_Material for this exercise_

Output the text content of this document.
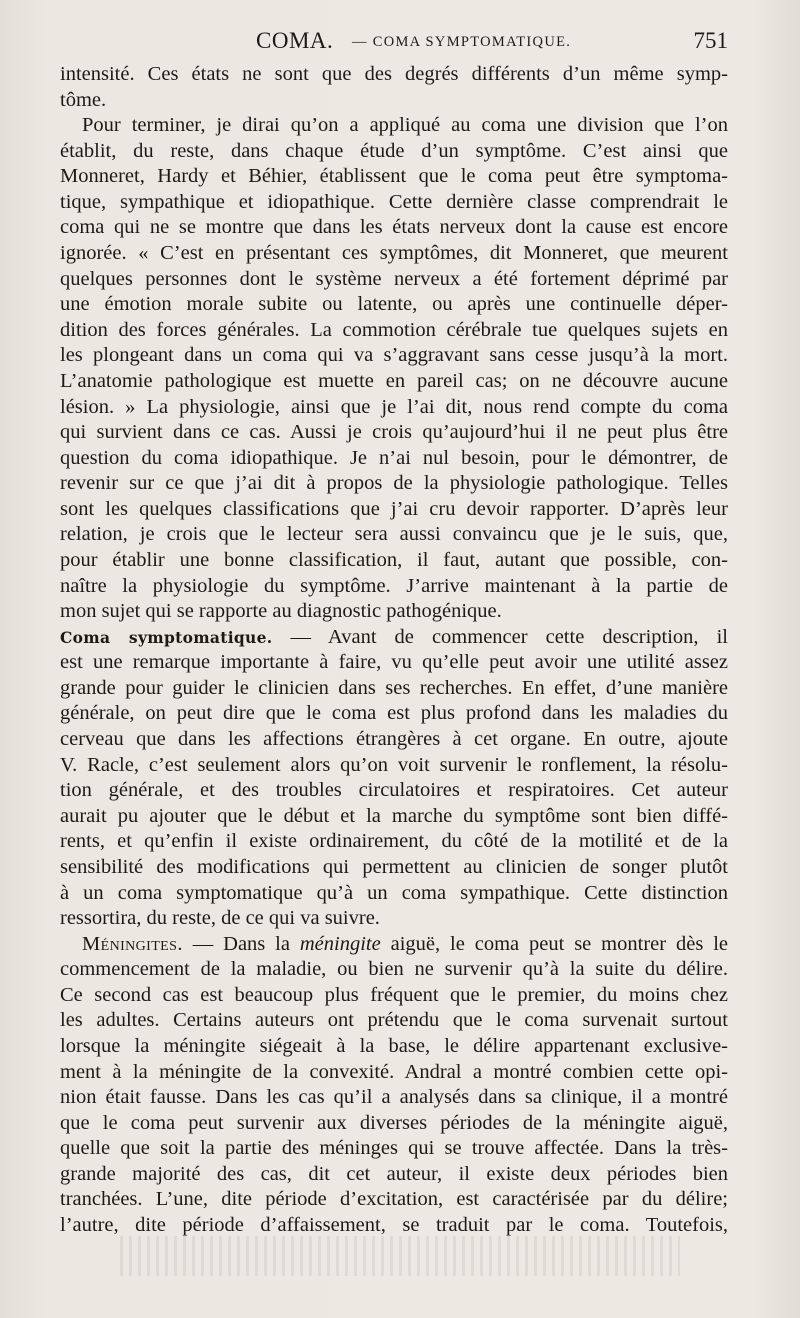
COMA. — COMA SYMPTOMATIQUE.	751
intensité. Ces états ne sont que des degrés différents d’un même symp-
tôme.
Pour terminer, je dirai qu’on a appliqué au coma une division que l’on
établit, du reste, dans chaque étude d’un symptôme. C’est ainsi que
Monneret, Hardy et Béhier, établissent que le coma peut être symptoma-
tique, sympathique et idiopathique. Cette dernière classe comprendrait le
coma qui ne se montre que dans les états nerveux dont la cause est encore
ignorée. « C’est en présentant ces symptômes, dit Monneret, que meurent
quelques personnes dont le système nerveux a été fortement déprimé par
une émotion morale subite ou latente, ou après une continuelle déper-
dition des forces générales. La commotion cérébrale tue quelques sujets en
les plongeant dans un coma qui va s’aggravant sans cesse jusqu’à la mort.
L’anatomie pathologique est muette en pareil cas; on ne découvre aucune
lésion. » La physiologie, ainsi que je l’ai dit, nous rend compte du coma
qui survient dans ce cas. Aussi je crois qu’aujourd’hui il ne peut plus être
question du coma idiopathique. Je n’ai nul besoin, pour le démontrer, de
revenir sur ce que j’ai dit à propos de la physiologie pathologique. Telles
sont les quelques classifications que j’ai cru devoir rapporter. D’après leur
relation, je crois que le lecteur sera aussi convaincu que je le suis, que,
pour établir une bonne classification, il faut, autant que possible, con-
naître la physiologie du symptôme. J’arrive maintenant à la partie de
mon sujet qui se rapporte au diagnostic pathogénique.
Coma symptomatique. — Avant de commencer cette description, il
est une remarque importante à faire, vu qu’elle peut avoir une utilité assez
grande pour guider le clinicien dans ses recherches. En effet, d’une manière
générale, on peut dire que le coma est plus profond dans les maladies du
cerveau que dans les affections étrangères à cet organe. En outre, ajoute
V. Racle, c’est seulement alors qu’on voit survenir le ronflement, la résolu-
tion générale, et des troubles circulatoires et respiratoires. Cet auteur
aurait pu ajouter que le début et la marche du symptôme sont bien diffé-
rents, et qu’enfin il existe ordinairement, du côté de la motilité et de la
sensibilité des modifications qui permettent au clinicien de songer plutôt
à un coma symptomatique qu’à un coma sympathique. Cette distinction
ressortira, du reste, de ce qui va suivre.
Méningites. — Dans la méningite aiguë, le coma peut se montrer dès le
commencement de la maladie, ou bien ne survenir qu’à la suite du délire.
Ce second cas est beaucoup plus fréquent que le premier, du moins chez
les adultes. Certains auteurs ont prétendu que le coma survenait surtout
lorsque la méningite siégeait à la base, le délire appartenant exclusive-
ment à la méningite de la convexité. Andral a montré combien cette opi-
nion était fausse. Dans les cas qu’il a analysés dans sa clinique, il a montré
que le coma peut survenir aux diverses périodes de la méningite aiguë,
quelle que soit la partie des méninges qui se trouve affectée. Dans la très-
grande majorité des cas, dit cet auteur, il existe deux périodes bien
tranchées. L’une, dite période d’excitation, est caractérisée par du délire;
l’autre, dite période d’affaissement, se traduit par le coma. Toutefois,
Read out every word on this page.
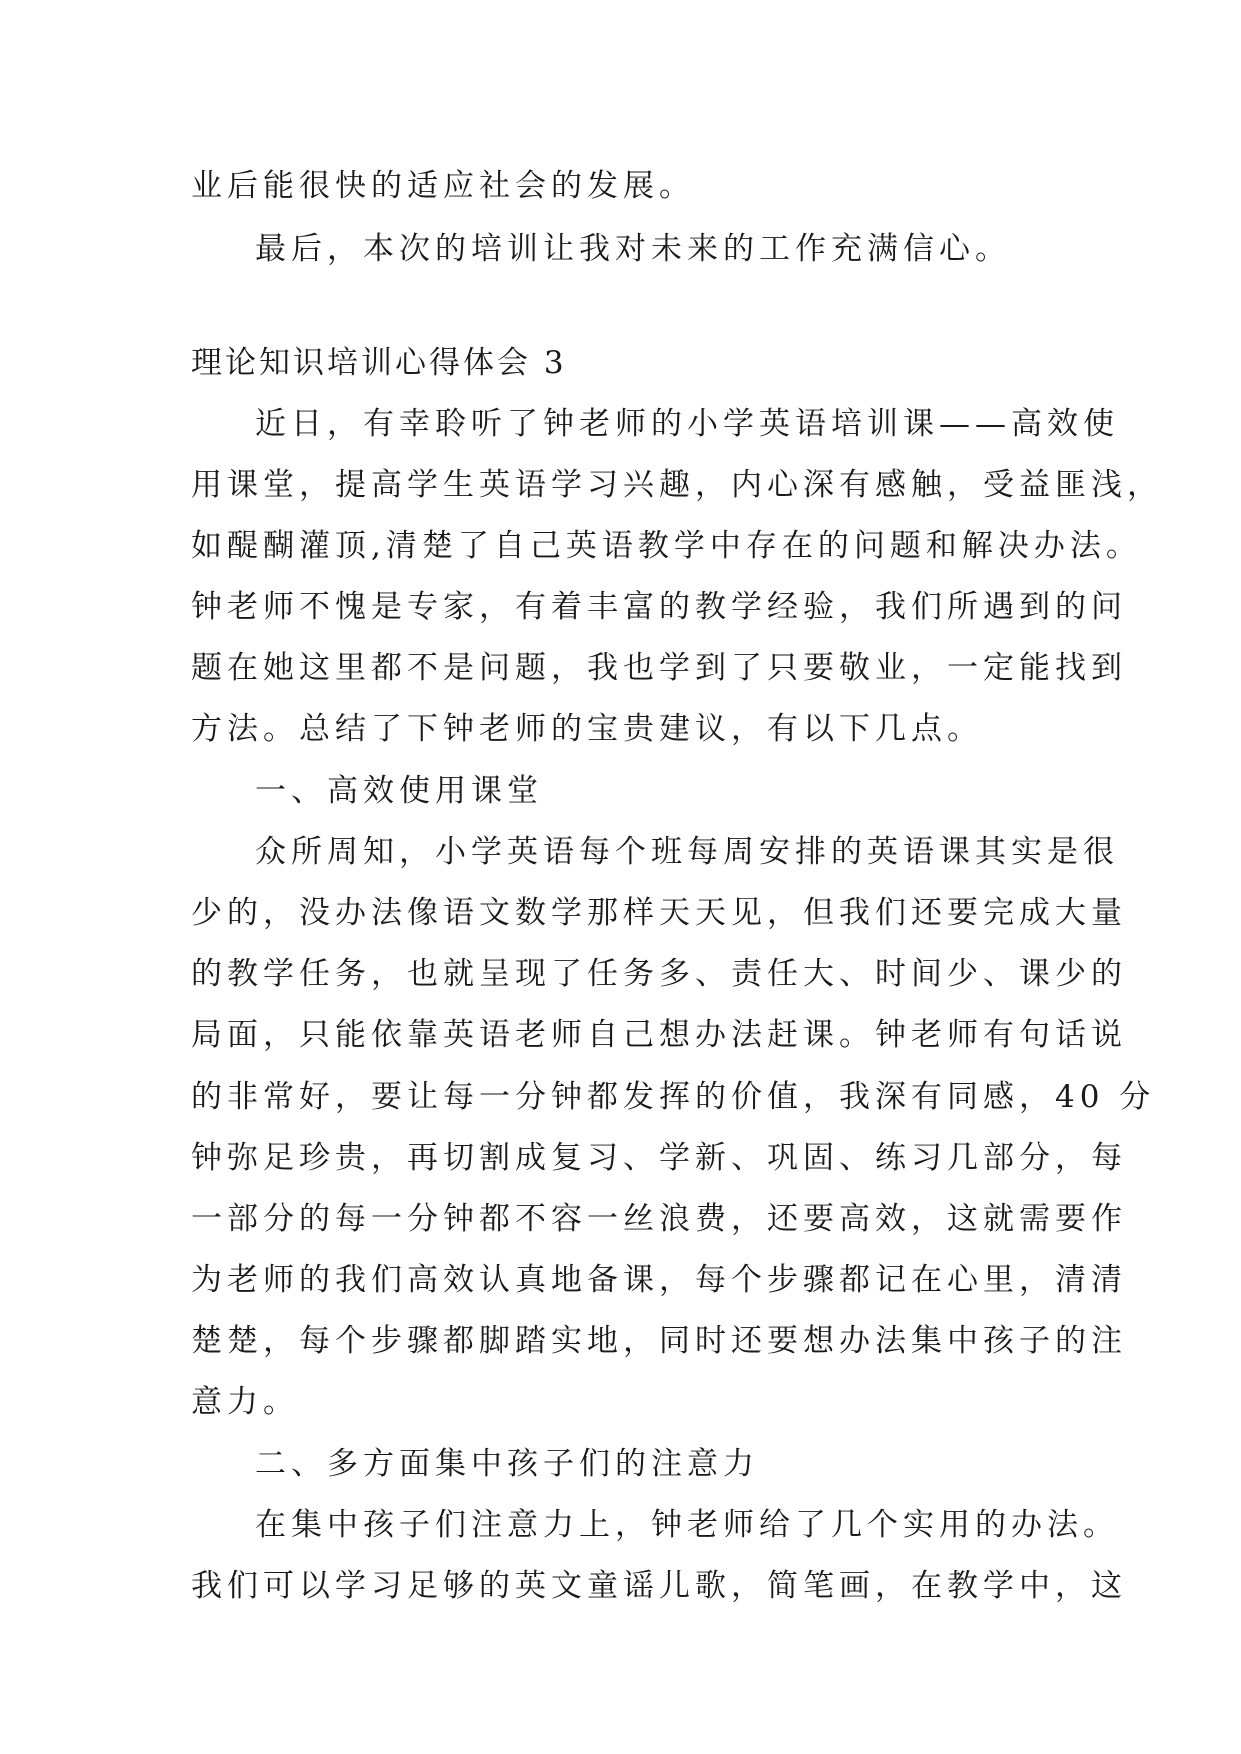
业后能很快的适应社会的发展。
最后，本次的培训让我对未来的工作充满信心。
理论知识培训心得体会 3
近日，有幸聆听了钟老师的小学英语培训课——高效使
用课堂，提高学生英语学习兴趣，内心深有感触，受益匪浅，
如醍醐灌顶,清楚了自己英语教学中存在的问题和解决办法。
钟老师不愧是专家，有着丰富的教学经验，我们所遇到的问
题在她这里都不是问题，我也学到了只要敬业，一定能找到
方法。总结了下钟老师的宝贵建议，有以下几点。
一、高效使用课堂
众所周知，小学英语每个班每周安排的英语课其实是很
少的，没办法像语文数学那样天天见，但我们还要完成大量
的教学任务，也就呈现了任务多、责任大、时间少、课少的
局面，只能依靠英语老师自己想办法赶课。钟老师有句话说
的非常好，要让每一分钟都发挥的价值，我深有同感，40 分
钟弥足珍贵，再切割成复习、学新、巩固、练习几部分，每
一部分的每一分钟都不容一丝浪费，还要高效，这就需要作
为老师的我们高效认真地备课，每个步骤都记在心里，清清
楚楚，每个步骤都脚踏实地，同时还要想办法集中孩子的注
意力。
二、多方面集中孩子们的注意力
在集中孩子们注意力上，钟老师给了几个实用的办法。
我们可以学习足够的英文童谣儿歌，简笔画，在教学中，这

_Task to carry out_
Please write out all of the material above without changing a word, and omit any pictures.

_Full output_
Output the text content of this document.
COMA. — COMA SYMPTOMATIQUE.	751
intensité. Ces états ne sont que des degrés différents d’un même symp-
tôme.
Pour terminer, je dirai qu’on a appliqué au coma une division que l’on
établit, du reste, dans chaque étude d’un symptôme. C’est ainsi que
Monneret, Hardy et Béhier, établissent que le coma peut être symptoma-
tique, sympathique et idiopathique. Cette dernière classe comprendrait le
coma qui ne se montre que dans les états nerveux dont la cause est encore
ignorée. « C’est en présentant ces symptômes, dit Monneret, que meurent
quelques personnes dont le système nerveux a été fortement déprimé par
une émotion morale subite ou latente, ou après une continuelle déper-
dition des forces générales. La commotion cérébrale tue quelques sujets en
les plongeant dans un coma qui va s’aggravant sans cesse jusqu’à la mort.
L’anatomie pathologique est muette en pareil cas; on ne découvre aucune
lésion. » La physiologie, ainsi que je l’ai dit, nous rend compte du coma
qui survient dans ce cas. Aussi je crois qu’aujourd’hui il ne peut plus être
question du coma idiopathique. Je n’ai nul besoin, pour le démontrer, de
revenir sur ce que j’ai dit à propos de la physiologie pathologique. Telles
sont les quelques classifications que j’ai cru devoir rapporter. D’après leur
relation, je crois que le lecteur sera aussi convaincu que je le suis, que,
pour établir une bonne classification, il faut, autant que possible, con-
naître la physiologie du symptôme. J’arrive maintenant à la partie de
mon sujet qui se rapporte au diagnostic pathogénique.
Coma symptomatique. — Avant de commencer cette description, il
est une remarque importante à faire, vu qu’elle peut avoir une utilité assez
grande pour guider le clinicien dans ses recherches. En effet, d’une manière
générale, on peut dire que le coma est plus profond dans les maladies du
cerveau que dans les affections étrangères à cet organe. En outre, ajoute
V. Racle, c’est seulement alors qu’on voit survenir le ronflement, la résolu-
tion générale, et des troubles circulatoires et respiratoires. Cet auteur
aurait pu ajouter que le début et la marche du symptôme sont bien diffé-
rents, et qu’enfin il existe ordinairement, du côté de la motilité et de la
sensibilité des modifications qui permettent au clinicien de songer plutôt
à un coma symptomatique qu’à un coma sympathique. Cette distinction
ressortira, du reste, de ce qui va suivre.
Méningites. — Dans la méningite aiguë, le coma peut se montrer dès le
commencement de la maladie, ou bien ne survenir qu’à la suite du délire.
Ce second cas est beaucoup plus fréquent que le premier, du moins chez
les adultes. Certains auteurs ont prétendu que le coma survenait surtout
lorsque la méningite siégeait à la base, le délire appartenant exclusive-
ment à la méningite de la convexité. Andral a montré combien cette opi-
nion était fausse. Dans les cas qu’il a analysés dans sa clinique, il a montré
que le coma peut survenir aux diverses périodes de la méningite aiguë,
quelle que soit la partie des méninges qui se trouve affectée. Dans la très-
grande majorité des cas, dit cet auteur, il existe deux périodes bien
tranchées. L’une, dite période d’excitation, est caractérisée par du délire;
l’autre, dite période d’affaissement, se traduit par le coma. Toutefois,
Read out every word on this page.
业后能很快的适应社会的发展。
最后，本次的培训让我对未来的工作充满信心。
理论知识培训心得体会 3
近日，有幸聆听了钟老师的小学英语培训课——高效使
用课堂，提高学生英语学习兴趣，内心深有感触，受益匪浅，
如醍醐灌顶,清楚了自己英语教学中存在的问题和解决办法。
钟老师不愧是专家，有着丰富的教学经验，我们所遇到的问
题在她这里都不是问题，我也学到了只要敬业，一定能找到
方法。总结了下钟老师的宝贵建议，有以下几点。
一、高效使用课堂
众所周知，小学英语每个班每周安排的英语课其实是很
少的，没办法像语文数学那样天天见，但我们还要完成大量
的教学任务，也就呈现了任务多、责任大、时间少、课少的
局面，只能依靠英语老师自己想办法赶课。钟老师有句话说
的非常好，要让每一分钟都发挥的价值，我深有同感，40 分
钟弥足珍贵，再切割成复习、学新、巩固、练习几部分，每
一部分的每一分钟都不容一丝浪费，还要高效，这就需要作
为老师的我们高效认真地备课，每个步骤都记在心里，清清
楚楚，每个步骤都脚踏实地，同时还要想办法集中孩子的注
意力。
二、多方面集中孩子们的注意力
在集中孩子们注意力上，钟老师给了几个实用的办法。
我们可以学习足够的英文童谣儿歌，简笔画，在教学中，这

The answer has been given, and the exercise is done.